##### Records supplied

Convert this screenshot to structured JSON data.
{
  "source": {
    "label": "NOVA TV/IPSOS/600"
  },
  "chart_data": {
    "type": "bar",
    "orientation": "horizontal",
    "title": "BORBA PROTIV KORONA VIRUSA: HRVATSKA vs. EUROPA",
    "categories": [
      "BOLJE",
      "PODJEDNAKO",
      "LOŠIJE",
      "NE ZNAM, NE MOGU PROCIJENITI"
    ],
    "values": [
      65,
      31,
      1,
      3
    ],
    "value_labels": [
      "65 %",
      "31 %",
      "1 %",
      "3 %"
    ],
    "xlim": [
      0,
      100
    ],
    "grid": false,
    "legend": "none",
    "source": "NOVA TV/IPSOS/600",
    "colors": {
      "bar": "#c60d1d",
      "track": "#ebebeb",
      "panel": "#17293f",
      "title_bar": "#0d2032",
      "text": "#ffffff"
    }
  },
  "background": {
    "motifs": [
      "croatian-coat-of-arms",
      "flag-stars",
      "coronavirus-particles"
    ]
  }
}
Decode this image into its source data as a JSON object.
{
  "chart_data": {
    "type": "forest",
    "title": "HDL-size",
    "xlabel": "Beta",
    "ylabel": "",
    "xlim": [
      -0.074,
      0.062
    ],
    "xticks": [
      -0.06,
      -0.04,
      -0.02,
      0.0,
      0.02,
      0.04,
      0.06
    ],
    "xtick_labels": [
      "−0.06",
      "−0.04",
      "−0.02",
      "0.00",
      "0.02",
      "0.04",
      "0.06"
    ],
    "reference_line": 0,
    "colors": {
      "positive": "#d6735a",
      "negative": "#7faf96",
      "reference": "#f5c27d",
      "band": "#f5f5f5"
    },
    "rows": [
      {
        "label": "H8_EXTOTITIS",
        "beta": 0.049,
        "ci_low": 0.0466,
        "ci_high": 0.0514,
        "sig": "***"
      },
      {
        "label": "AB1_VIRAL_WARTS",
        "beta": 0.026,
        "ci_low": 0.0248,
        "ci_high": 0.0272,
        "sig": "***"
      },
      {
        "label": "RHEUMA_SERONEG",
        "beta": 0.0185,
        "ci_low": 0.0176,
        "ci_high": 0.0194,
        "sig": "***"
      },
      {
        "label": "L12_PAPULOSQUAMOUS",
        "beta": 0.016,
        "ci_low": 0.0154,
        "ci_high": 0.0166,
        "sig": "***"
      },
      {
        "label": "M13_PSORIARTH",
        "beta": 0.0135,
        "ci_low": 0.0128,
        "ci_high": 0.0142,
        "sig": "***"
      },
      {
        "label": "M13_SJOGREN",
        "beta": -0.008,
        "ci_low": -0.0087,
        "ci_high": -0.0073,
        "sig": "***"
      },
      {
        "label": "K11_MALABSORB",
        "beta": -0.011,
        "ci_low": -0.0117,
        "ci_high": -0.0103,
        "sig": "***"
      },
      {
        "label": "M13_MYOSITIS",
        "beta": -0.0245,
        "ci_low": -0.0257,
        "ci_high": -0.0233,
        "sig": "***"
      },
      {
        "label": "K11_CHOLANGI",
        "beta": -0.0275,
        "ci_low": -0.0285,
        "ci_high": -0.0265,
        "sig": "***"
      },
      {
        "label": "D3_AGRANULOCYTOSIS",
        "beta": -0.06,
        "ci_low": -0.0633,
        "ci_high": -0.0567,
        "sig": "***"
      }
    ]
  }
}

##########

Every record must be transcribed precisely, down to the last character.

Answer to the exercise:
Convert this screenshot to structured JSON data.
{
  "source": {
    "label": "NOVA TV/IPSOS/600"
  },
  "chart_data": {
    "type": "bar",
    "orientation": "horizontal",
    "title": "BORBA PROTIV KORONA VIRUSA: HRVATSKA vs. EUROPA",
    "categories": [
      "BOLJE",
      "PODJEDNAKO",
      "LOŠIJE",
      "NE ZNAM, NE MOGU PROCIJENITI"
    ],
    "values": [
      65,
      31,
      1,
      3
    ],
    "value_labels": [
      "65 %",
      "31 %",
      "1 %",
      "3 %"
    ],
    "xlim": [
      0,
      100
    ],
    "grid": false,
    "legend": "none",
    "source": "NOVA TV/IPSOS/600",
    "colors": {
      "bar": "#c60d1d",
      "track": "#ebebeb",
      "panel": "#17293f",
      "title_bar": "#0d2032",
      "text": "#ffffff"
    }
  },
  "background": {
    "motifs": [
      "croatian-coat-of-arms",
      "flag-stars",
      "coronavirus-particles"
    ]
  }
}
Decode this image into its source data as a JSON object.
{
  "chart_data": {
    "type": "forest",
    "title": "HDL-size",
    "xlabel": "Beta",
    "ylabel": "",
    "xlim": [
      -0.074,
      0.062
    ],
    "xticks": [
      -0.06,
      -0.04,
      -0.02,
      0.0,
      0.02,
      0.04,
      0.06
    ],
    "xtick_labels": [
      "−0.06",
      "−0.04",
      "−0.02",
      "0.00",
      "0.02",
      "0.04",
      "0.06"
    ],
    "reference_line": 0,
    "colors": {
      "positive": "#d6735a",
      "negative": "#7faf96",
      "reference": "#f5c27d",
      "band": "#f5f5f5"
    },
    "rows": [
      {
        "label": "H8_EXTOTITIS",
        "beta": 0.049,
        "ci_low": 0.0466,
        "ci_high": 0.0514,
        "sig": "***"
      },
      {
        "label": "AB1_VIRAL_WARTS",
        "beta": 0.026,
        "ci_low": 0.0248,
        "ci_high": 0.0272,
        "sig": "***"
      },
      {
        "label": "RHEUMA_SERONEG",
        "beta": 0.0185,
        "ci_low": 0.0176,
        "ci_high": 0.0194,
        "sig": "***"
      },
      {
        "label": "L12_PAPULOSQUAMOUS",
        "beta": 0.016,
        "ci_low": 0.0154,
        "ci_high": 0.0166,
        "sig": "***"
      },
      {
        "label": "M13_PSORIARTH",
        "beta": 0.0135,
        "ci_low": 0.0128,
        "ci_high": 0.0142,
        "sig": "***"
      },
      {
        "label": "M13_SJOGREN",
        "beta": -0.008,
        "ci_low": -0.0087,
        "ci_high": -0.0073,
        "sig": "***"
      },
      {
        "label": "K11_MALABSORB",
        "beta": -0.011,
        "ci_low": -0.0117,
        "ci_high": -0.0103,
        "sig": "***"
      },
      {
        "label": "M13_MYOSITIS",
        "beta": -0.0245,
        "ci_low": -0.0257,
        "ci_high": -0.0233,
        "sig": "***"
      },
      {
        "label": "K11_CHOLANGI",
        "beta": -0.0275,
        "ci_low": -0.0285,
        "ci_high": -0.0265,
        "sig": "***"
      },
      {
        "label": "D3_AGRANULOCYTOSIS",
        "beta": -0.06,
        "ci_low": -0.0633,
        "ci_high": -0.0567,
        "sig": "***"
      }
    ]
  }
}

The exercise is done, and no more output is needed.